*What is asked*:
Your task is to repeat the listing exactly.

--

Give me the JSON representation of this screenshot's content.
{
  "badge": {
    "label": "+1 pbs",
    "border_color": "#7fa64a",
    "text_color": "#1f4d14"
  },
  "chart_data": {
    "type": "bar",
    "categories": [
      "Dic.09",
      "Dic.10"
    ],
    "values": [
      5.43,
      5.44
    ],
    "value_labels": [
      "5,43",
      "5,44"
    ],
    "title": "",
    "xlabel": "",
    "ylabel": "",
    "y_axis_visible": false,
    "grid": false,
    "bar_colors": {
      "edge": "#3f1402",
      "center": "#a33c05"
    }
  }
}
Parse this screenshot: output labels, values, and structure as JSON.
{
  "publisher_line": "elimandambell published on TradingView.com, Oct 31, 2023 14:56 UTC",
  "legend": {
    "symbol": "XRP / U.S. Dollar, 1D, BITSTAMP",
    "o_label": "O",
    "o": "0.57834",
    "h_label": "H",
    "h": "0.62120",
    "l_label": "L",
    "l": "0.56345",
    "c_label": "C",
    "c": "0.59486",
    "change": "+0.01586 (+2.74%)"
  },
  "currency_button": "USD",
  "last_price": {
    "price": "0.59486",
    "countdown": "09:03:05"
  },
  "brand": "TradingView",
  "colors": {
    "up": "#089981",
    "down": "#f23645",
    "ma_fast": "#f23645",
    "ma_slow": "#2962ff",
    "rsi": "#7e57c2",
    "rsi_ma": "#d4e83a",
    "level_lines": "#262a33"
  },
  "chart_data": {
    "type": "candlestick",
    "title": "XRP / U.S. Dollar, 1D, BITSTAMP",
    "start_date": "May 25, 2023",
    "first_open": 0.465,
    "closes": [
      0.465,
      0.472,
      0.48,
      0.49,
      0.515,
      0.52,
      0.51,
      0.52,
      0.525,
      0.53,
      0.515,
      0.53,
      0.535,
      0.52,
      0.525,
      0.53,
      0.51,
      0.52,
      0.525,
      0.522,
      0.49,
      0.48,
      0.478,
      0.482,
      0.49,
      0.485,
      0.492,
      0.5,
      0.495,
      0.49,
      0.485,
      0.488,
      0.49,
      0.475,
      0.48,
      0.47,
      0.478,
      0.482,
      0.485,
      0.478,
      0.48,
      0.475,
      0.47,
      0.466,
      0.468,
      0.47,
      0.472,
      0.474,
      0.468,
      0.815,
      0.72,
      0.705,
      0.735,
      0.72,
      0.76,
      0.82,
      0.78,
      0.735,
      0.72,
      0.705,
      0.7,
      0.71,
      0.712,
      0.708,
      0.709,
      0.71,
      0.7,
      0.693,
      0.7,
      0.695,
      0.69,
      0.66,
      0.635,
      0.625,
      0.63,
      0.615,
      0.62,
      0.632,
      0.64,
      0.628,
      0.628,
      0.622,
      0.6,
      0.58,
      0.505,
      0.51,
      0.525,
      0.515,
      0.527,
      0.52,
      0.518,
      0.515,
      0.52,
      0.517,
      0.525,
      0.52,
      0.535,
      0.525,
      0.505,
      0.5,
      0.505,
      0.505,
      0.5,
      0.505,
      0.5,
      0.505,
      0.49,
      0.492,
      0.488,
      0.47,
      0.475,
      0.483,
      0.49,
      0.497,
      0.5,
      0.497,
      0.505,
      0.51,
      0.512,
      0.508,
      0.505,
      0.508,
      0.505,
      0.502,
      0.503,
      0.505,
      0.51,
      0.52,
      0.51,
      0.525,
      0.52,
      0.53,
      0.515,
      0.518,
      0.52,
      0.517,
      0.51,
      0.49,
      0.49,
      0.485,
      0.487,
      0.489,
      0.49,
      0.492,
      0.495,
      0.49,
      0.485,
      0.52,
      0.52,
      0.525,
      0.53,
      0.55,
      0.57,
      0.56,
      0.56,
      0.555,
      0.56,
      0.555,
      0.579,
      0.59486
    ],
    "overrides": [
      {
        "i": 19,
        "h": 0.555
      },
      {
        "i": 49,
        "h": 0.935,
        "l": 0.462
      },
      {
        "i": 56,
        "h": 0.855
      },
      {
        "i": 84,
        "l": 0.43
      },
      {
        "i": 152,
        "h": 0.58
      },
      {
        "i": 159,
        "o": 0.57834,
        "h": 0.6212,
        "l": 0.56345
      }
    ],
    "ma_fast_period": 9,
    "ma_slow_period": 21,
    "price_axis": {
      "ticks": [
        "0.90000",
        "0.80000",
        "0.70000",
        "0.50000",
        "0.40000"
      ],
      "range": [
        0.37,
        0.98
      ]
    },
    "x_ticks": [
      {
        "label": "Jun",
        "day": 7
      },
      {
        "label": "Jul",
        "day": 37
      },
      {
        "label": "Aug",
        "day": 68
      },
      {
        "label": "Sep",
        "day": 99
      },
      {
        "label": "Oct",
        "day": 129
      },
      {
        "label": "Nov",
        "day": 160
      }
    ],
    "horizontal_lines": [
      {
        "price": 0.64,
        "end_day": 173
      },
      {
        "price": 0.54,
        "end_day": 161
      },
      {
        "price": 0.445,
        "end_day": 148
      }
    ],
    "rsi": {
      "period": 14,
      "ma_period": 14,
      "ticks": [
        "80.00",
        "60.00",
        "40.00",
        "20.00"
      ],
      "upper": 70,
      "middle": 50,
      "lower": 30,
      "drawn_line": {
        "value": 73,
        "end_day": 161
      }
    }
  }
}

--

*Task answer*:
Give me the JSON representation of this screenshot's content.
{
  "badge": {
    "label": "+1 pbs",
    "border_color": "#7fa64a",
    "text_color": "#1f4d14"
  },
  "chart_data": {
    "type": "bar",
    "categories": [
      "Dic.09",
      "Dic.10"
    ],
    "values": [
      5.43,
      5.44
    ],
    "value_labels": [
      "5,43",
      "5,44"
    ],
    "title": "",
    "xlabel": "",
    "ylabel": "",
    "y_axis_visible": false,
    "grid": false,
    "bar_colors": {
      "edge": "#3f1402",
      "center": "#a33c05"
    }
  }
}
Parse this screenshot: output labels, values, and structure as JSON.
{
  "publisher_line": "elimandambell published on TradingView.com, Oct 31, 2023 14:56 UTC",
  "legend": {
    "symbol": "XRP / U.S. Dollar, 1D, BITSTAMP",
    "o_label": "O",
    "o": "0.57834",
    "h_label": "H",
    "h": "0.62120",
    "l_label": "L",
    "l": "0.56345",
    "c_label": "C",
    "c": "0.59486",
    "change": "+0.01586 (+2.74%)"
  },
  "currency_button": "USD",
  "last_price": {
    "price": "0.59486",
    "countdown": "09:03:05"
  },
  "brand": "TradingView",
  "colors": {
    "up": "#089981",
    "down": "#f23645",
    "ma_fast": "#f23645",
    "ma_slow": "#2962ff",
    "rsi": "#7e57c2",
    "rsi_ma": "#d4e83a",
    "level_lines": "#262a33"
  },
  "chart_data": {
    "type": "candlestick",
    "title": "XRP / U.S. Dollar, 1D, BITSTAMP",
    "start_date": "May 25, 2023",
    "first_open": 0.465,
    "closes": [
      0.465,
      0.472,
      0.48,
      0.49,
      0.515,
      0.52,
      0.51,
      0.52,
      0.525,
      0.53,
      0.515,
      0.53,
      0.535,
      0.52,
      0.525,
      0.53,
      0.51,
      0.52,
      0.525,
      0.522,
      0.49,
      0.48,
      0.478,
      0.482,
      0.49,
      0.485,
      0.492,
      0.5,
      0.495,
      0.49,
      0.485,
      0.488,
      0.49,
      0.475,
      0.48,
      0.47,
      0.478,
      0.482,
      0.485,
      0.478,
      0.48,
      0.475,
      0.47,
      0.466,
      0.468,
      0.47,
      0.472,
      0.474,
      0.468,
      0.815,
      0.72,
      0.705,
      0.735,
      0.72,
      0.76,
      0.82,
      0.78,
      0.735,
      0.72,
      0.705,
      0.7,
      0.71,
      0.712,
      0.708,
      0.709,
      0.71,
      0.7,
      0.693,
      0.7,
      0.695,
      0.69,
      0.66,
      0.635,
      0.625,
      0.63,
      0.615,
      0.62,
      0.632,
      0.64,
      0.628,
      0.628,
      0.622,
      0.6,
      0.58,
      0.505,
      0.51,
      0.525,
      0.515,
      0.527,
      0.52,
      0.518,
      0.515,
      0.52,
      0.517,
      0.525,
      0.52,
      0.535,
      0.525,
      0.505,
      0.5,
      0.505,
      0.505,
      0.5,
      0.505,
      0.5,
      0.505,
      0.49,
      0.492,
      0.488,
      0.47,
      0.475,
      0.483,
      0.49,
      0.497,
      0.5,
      0.497,
      0.505,
      0.51,
      0.512,
      0.508,
      0.505,
      0.508,
      0.505,
      0.502,
      0.503,
      0.505,
      0.51,
      0.52,
      0.51,
      0.525,
      0.52,
      0.53,
      0.515,
      0.518,
      0.52,
      0.517,
      0.51,
      0.49,
      0.49,
      0.485,
      0.487,
      0.489,
      0.49,
      0.492,
      0.495,
      0.49,
      0.485,
      0.52,
      0.52,
      0.525,
      0.53,
      0.55,
      0.57,
      0.56,
      0.56,
      0.555,
      0.56,
      0.555,
      0.579,
      0.59486
    ],
    "overrides": [
      {
        "i": 19,
        "h": 0.555
      },
      {
        "i": 49,
        "h": 0.935,
        "l": 0.462
      },
      {
        "i": 56,
        "h": 0.855
      },
      {
        "i": 84,
        "l": 0.43
      },
      {
        "i": 152,
        "h": 0.58
      },
      {
        "i": 159,
        "o": 0.57834,
        "h": 0.6212,
        "l": 0.56345
      }
    ],
    "ma_fast_period": 9,
    "ma_slow_period": 21,
    "price_axis": {
      "ticks": [
        "0.90000",
        "0.80000",
        "0.70000",
        "0.50000",
        "0.40000"
      ],
      "range": [
        0.37,
        0.98
      ]
    },
    "x_ticks": [
      {
        "label": "Jun",
        "day": 7
      },
      {
        "label": "Jul",
        "day": 37
      },
      {
        "label": "Aug",
        "day": 68
      },
      {
        "label": "Sep",
        "day": 99
      },
      {
        "label": "Oct",
        "day": 129
      },
      {
        "label": "Nov",
        "day": 160
      }
    ],
    "horizontal_lines": [
      {
        "price": 0.64,
        "end_day": 173
      },
      {
        "price": 0.54,
        "end_day": 161
      },
      {
        "price": 0.445,
        "end_day": 148
      }
    ],
    "rsi": {
      "period": 14,
      "ma_period": 14,
      "ticks": [
        "80.00",
        "60.00",
        "40.00",
        "20.00"
      ],
      "upper": 70,
      "middle": 50,
      "lower": 30,
      "drawn_line": {
        "value": 73,
        "end_day": 161
      }
    }
  }
}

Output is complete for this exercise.